Then, she tries to hide them inside the Dutch convoy truck wherefrom they are taken out. Unfortunately, Aida’s family also gets into the clutches of Serbian soldiers, and are transported along with the rest of the people and killed.
Towards the end of the movie, we can see Aida identifying the remains of her sons killed by Mladic. The movie reflects the darkest scenario of ethnic cleansing of Bosnians especially people with lived experiences of conflict.
This subject has been reflected already through movies, documentaries, memorials and books but Zbanic’s screenplay takes its viewers into the full nightmare of Bosnia. It has brilliantly portrayed the nationalist aggression of Serbian forces orchestrated by their regime. Moreover, the production does not only narrate the story of Aida, but hundreds and thousands of victims of Srebrenica killed on July 11, 1995.

Rows —
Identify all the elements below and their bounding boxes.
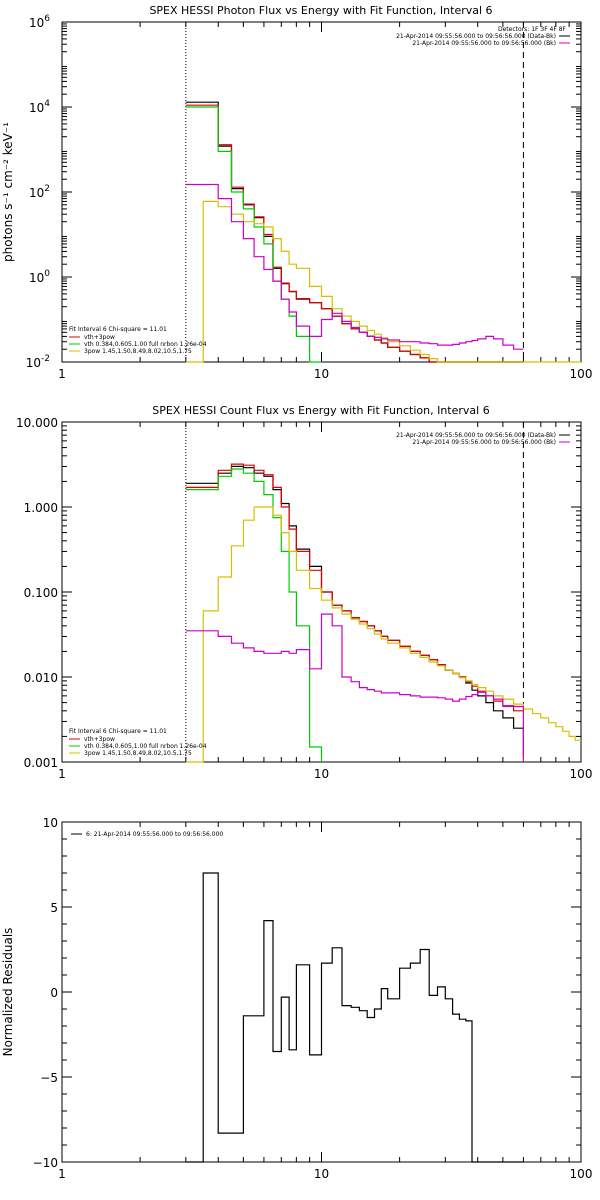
residuals-panel: 1 10 100 −10 −5 0 5 10 Normalized Residuals 6: … bbox=[1, 816, 592, 1181]
count-flux-x-tick-label: 10 bbox=[314, 767, 329, 781]
count-flux-legend-top-right: 21-Apr-2014 09:55:56.000 to 09:56:56.000… bbox=[396, 432, 570, 446]
count-flux-legend-entry-data: 21-Apr-2014 09:55:56.000 to 09:56:56.000… bbox=[396, 432, 556, 439]
count-flux-panel: SPEX HESSI Count Flux vs Energy with Fit… bbox=[16, 404, 592, 781]
photon-flux-panel: SPEX HESSI Photon Flux vs Energy with Fi… bbox=[1, 4, 592, 381]
residuals-series-0 bbox=[185, 872, 524, 1163]
photon-flux-vlines bbox=[185, 22, 524, 362]
residuals-y-tick-label: 5 bbox=[50, 901, 58, 915]
photon-flux-legend-top-right: Detectors: 1F 3F 4F 8F 21-Apr-2014 09:55… bbox=[396, 26, 570, 47]
residuals-x-tick-label: 100 bbox=[570, 1167, 593, 1181]
photon-flux-y-tick-label: 104 bbox=[29, 99, 50, 115]
count-flux-legend-bottom-left: Fit Interval 6 Chi-square = 11.01 vth+3p… bbox=[69, 728, 207, 757]
photon-flux-series-4 bbox=[185, 183, 524, 350]
count-flux-legend-entry-bk: 21-Apr-2014 09:55:56.000 to 09:56:56.000… bbox=[412, 439, 556, 446]
residuals-ylabel: Normalized Residuals bbox=[1, 928, 15, 1057]
residuals-y-tick-label: 10 bbox=[43, 816, 58, 830]
residuals-y-tick-label: −5 bbox=[40, 1071, 58, 1085]
photon-flux-y-tick-label: 10-2 bbox=[26, 354, 50, 370]
count-flux-series bbox=[185, 463, 581, 763]
photon-flux-x-tick-label: 100 bbox=[570, 367, 593, 381]
photon-flux-legend-entry-data: 21-Apr-2014 09:55:56.000 to 09:56:56.000… bbox=[396, 33, 556, 40]
photon-flux-series-3 bbox=[185, 200, 581, 363]
count-flux-fit-entry-vth: vth 0.384,0.605,1.00 full nrbon 1.26e-04 bbox=[84, 743, 207, 750]
count-flux-y-tick-label: 0.100 bbox=[24, 586, 58, 600]
photon-flux-fit-entry-vth: vth 0.384,0.605,1.00 full nrbon 1.26e-04 bbox=[84, 341, 207, 348]
residuals-x-tick-label: 10 bbox=[314, 1167, 329, 1181]
count-flux-series-4 bbox=[185, 613, 524, 762]
photon-flux-series-0 bbox=[185, 101, 524, 363]
photon-flux-ylabel: photons s⁻¹ cm⁻² keV⁻¹ bbox=[1, 122, 15, 262]
photon-flux-y-tick-label: 106 bbox=[29, 14, 50, 30]
photon-flux-series bbox=[185, 101, 581, 363]
residuals-x-tick-label: 1 bbox=[58, 1167, 66, 1181]
count-flux-y-tick-label: 0.010 bbox=[24, 671, 58, 685]
photon-flux-series-2 bbox=[185, 106, 322, 363]
count-flux-vlines bbox=[185, 422, 524, 762]
photon-flux-legend-bottom-left: Fit Interval 6 Chi-square = 11.01 vth+3p… bbox=[69, 326, 207, 355]
count-flux-x-tick-label: 100 bbox=[570, 767, 593, 781]
photon-flux-x-tick-label: 1 bbox=[58, 367, 66, 381]
count-flux-fit-header: Fit Interval 6 Chi-square = 11.01 bbox=[69, 728, 167, 735]
count-flux-series-0 bbox=[185, 465, 524, 756]
photon-flux-plot-frame bbox=[61, 21, 582, 363]
photon-flux-legend-header: Detectors: 1F 3F 4F 8F bbox=[498, 26, 567, 33]
photon-flux-ticks: 1 10 100 10-2 100 102 104 106 bbox=[26, 14, 593, 381]
count-flux-series-2 bbox=[185, 468, 323, 762]
photon-flux-x-tick-label: 10 bbox=[314, 367, 329, 381]
count-flux-series-3 bbox=[185, 506, 581, 763]
count-flux-y-tick-label: 10.000 bbox=[16, 416, 58, 430]
count-flux-title: SPEX HESSI Count Flux vs Energy with Fit… bbox=[152, 404, 489, 417]
residuals-y-tick-label: 0 bbox=[50, 986, 58, 1000]
photon-flux-fit-entry-total: vth+3pow bbox=[84, 334, 115, 341]
photon-flux-fit-entry-3pow: 3pow 1.45,1.50,8.49,8.02,10.5,1.75 bbox=[84, 348, 192, 355]
residuals-ticks: 1 10 100 −10 −5 0 5 10 bbox=[33, 816, 593, 1181]
residuals-legend-entry: 6: 21-Apr-2014 09:55:56.000 to 09:56:56.… bbox=[86, 831, 223, 838]
count-flux-fit-entry-3pow: 3pow 1.45,1.50,8.49,8.02,10.5,1.75 bbox=[84, 750, 192, 757]
photon-flux-fit-header: Fit Interval 6 Chi-square = 11.01 bbox=[69, 326, 167, 333]
count-flux-ticks: 1 10 100 0.001 0.010 0.100 1.000 10.000 bbox=[16, 416, 592, 781]
residuals-legend-top-left: 6: 21-Apr-2014 09:55:56.000 to 09:56:56.… bbox=[71, 831, 223, 838]
count-flux-y-tick-label: 0.001 bbox=[24, 756, 58, 770]
count-flux-y-tick-label: 1.000 bbox=[24, 501, 58, 515]
count-flux-x-tick-label: 1 bbox=[58, 767, 66, 781]
photon-flux-y-tick-label: 100 bbox=[29, 269, 50, 285]
count-flux-series-1 bbox=[185, 463, 524, 712]
photon-flux-y-tick-label: 102 bbox=[29, 184, 50, 200]
residuals-series bbox=[185, 872, 524, 1163]
photon-flux-title: SPEX HESSI Photon Flux vs Energy with Fi… bbox=[149, 4, 492, 17]
count-flux-fit-entry-total: vth+3pow bbox=[84, 736, 115, 743]
residuals-y-tick-label: −10 bbox=[33, 1156, 58, 1170]
photon-flux-legend-entry-bk: 21-Apr-2014 09:55:56.000 to 09:56:56.000… bbox=[412, 40, 556, 47]
photon-flux-series-1 bbox=[185, 104, 524, 363]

Goals —
1. In the review of the film about Aida and Srebrenica, on what date were the victims of Srebrenica killed?
2. Pick up the review of the film about Aida and Srebrenica after its final sentence and write the next few sentences.

Exercise responses —
1. July 11, 1995.

2.
This movie is a heart-wrenching story and a remarkable contribution released around the 25th anniversary of the Srebrenica massacre and the Dayton Peace Agreement, signed by the presidents of Bosnia, Croatia and Serbia at Wright-Patterson Air Force Base in the U.S. to end the three-and-a-half-year-long war between the former Yugoslav republics. The film also features Serbian actors, Jasna Duricic as Aida and Boris Isakovic as Ratko Mladic with their stellar performances.